Donne e Hiv: stigma e accesso limitato alla PrEP per le pazienti

Il Congresso Icar 2026 a Catania evidenzia le sfide delle donne nella lotta contro l’Hiv, sottolineando stigma, diagnosi tardiva e disuguaglianze nell’accesso alla prevenzione.

Il 22 maggio 2026, si è concluso il 18esimo Congresso Icar (Italian Conference on Aids and Antiviral Research) a Catania, un evento che ha messo in luce le sfide e le difficoltà che le donne affrontano nella lotta contro l’Hiv. Durante il congresso, è emerso che le donne sono più penalizzate dalle conseguenze sociali e sanitarie legate a questa malattia, un aspetto che richiede un’attenzione particolare da parte della comunità scientifica e istituzionale.

Il peso dell’hiv sulle donne

Un focus particolare è stato dedicato agli ostacoli che le donne devono affrontare quando convivono con il virus dell’Aids. Secondo i dati presentati, nel 2024 in Italia, le nuove diagnosi di Hiv riguardano per il 79% uomini e per il 20,8% donne. L’età media alla diagnosi è in aumento, attestandosi a 41 anni per gli uomini e 40 per le donne. Questo cambiamento indica un’evoluzione del profilo epidemiologico, con un coinvolgimento crescente di persone di mezza età. La fascia di età 30-39 anni rimane la più colpita, con un’incidenza di 10 casi ogni 100.000 residenti. Nonostante la minor presenza di diagnosi femminili, l’impatto sociale della malattia è particolarmente grave per le donne, che spesso si trovano a dover affrontare lo stigma e le conseguenze negative sulla loro vita sociale e lavorativa.

Giuseppe Nunnari, co-presidente del congresso e professore di Malattie Infettive all’Università di Catania, ha sottolineato l’importanza di promuovere percorsi di prevenzione specifici per le popolazioni vulnerabili, in particolare per le donne. La necessità di sviluppare strategie mirate per gli adolescenti, utilizzando linguaggi innovativi e coinvolgendo il mondo scolastico, è stata evidenziata come un passo fondamentale per affrontare questa problematica.

Stigma e diagnosi tardiva

Ilenia Pennini, co-presidente del Congresso Icar e responsabile Salute Arcigay nazionale, ha messo in evidenza come lo stigma continui a rappresentare un ostacolo significativo per le donne che vivono con Hiv. La diagnosi è spesso fatta in età fertile, durante il tentativo di concepimento, e può portare a una rinuncia al desiderio di maternità, nonostante la trasmissione materno-fetale possa essere praticamente evitata con una gestione adeguata della malattia.

Dati forniti
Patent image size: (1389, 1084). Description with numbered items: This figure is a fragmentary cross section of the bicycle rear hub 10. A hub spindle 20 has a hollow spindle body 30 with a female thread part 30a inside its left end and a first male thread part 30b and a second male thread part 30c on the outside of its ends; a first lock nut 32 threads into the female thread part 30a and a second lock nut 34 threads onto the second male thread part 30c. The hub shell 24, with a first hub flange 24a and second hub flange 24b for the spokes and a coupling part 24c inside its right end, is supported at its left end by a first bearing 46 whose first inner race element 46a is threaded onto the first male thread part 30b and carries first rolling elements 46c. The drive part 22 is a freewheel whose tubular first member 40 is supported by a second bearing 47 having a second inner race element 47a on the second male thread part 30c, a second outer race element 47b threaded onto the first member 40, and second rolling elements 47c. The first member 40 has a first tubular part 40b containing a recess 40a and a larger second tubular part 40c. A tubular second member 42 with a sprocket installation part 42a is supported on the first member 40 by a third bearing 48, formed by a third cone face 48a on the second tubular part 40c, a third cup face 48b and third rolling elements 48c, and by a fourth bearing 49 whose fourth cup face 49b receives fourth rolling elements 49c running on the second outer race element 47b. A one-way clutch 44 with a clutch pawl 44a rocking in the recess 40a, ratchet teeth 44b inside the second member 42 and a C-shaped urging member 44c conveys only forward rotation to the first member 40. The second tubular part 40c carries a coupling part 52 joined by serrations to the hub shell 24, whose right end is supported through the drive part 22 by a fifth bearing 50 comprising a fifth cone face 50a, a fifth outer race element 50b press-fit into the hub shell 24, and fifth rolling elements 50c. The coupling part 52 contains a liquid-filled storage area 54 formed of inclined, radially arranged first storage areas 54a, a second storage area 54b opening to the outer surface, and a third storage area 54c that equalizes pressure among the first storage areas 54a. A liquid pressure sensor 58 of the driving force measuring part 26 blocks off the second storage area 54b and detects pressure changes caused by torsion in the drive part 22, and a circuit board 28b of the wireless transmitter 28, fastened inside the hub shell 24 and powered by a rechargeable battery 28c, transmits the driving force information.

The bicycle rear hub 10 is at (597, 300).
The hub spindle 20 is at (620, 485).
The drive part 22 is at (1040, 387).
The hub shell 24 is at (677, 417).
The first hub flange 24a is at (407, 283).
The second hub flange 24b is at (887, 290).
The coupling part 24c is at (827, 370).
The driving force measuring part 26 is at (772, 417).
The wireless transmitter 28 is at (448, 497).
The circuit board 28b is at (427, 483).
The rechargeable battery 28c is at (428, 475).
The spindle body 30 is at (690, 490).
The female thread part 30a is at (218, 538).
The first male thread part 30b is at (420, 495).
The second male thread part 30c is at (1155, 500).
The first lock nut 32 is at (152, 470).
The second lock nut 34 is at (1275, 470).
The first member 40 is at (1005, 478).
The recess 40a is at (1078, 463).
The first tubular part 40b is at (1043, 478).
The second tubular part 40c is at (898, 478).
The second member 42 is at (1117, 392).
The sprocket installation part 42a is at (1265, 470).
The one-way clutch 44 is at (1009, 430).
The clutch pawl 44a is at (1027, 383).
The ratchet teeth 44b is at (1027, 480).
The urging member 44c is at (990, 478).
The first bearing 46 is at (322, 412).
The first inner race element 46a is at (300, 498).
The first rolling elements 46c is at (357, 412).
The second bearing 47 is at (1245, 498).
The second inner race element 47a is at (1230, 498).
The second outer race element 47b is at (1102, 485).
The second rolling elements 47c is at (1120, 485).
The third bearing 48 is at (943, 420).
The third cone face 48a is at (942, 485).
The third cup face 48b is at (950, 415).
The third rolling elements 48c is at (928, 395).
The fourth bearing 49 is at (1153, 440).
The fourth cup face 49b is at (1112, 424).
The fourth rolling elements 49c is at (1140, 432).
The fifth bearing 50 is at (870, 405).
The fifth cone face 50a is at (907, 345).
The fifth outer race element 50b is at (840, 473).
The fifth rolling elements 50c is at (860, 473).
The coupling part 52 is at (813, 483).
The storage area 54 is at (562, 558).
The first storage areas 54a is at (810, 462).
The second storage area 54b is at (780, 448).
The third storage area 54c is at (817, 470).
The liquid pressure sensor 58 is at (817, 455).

Compito A
Quali sono le sfide delle donne nella lotta contro l'Hiv che, secondo il sommario dell'articolo su donne e Hiv, il Congresso Icar 2026 sottolinea?
Compito B
Scrivi il seguito dell'articolo su donne e Hiv, cominciando subito dopo l'ultima frase dell'estratto.
I dati riportati non hanno alcun ruolo in questo esercizio.

Risposta attesa A
- Stigma
- Diagnosi tardiva
- Disuguaglianze nell'accesso alla prevenzione

Risposta attesa B
La questione della diagnosi tardiva è un altro nodo cruciale. Molte donne non si sottopongono a test regolari, e alcune non hanno mai effettuato un test nella loro vita. Pennini ha sottolineato che il virus non conosce pregiudizi e che è fondamentale promuovere la consapevolezza riguardo all’importanza dei test per Hiv, indipendentemente dal numero di partner.

Accesso alla prevenzione e disuguaglianze di genere

Un altro tema affrontato durante il congresso è stato l’accesso alla profilassi pre-esposizione (PrEP), che in Italia presenta una distribuzione disomogenea. Antonella Castagna, presidente di Icar e direttrice della Clinica di Malattie infettive dell’Università Vita-Salute San Raffaele di Milano, ha evidenziato come la maggior parte delle richieste di PrEP provenga da uomini che hanno rapporti sessuali con uomini, mentre le donne rappresentano una percentuale molto ridotta. Questo squilibrio di genere nell’accesso alla prevenzione richiede un approccio multidisciplinare che integri maggiormente la salute femminile nella lotta contro l’Hiv.

Pennini ha aggiunto che la prevenzione femminile è spesso vista come un tema separato dalla contraccezione, mentre entrambi dovrebbero essere considerati parte di un percorso di salute integrato. È necessario superare le barriere culturali e sanitarie per normalizzare l’uso della PrEP e garantire che tutte le donne abbiano accesso alle informazioni e ai servizi di prevenzione.

Il Congresso Icar ha rappresentato un’importante occasione di confronto e riflessione su questi temi, sottolineando l’urgenza di affrontare le disuguaglianze di genere nella salute e nella prevenzione dell’Hiv.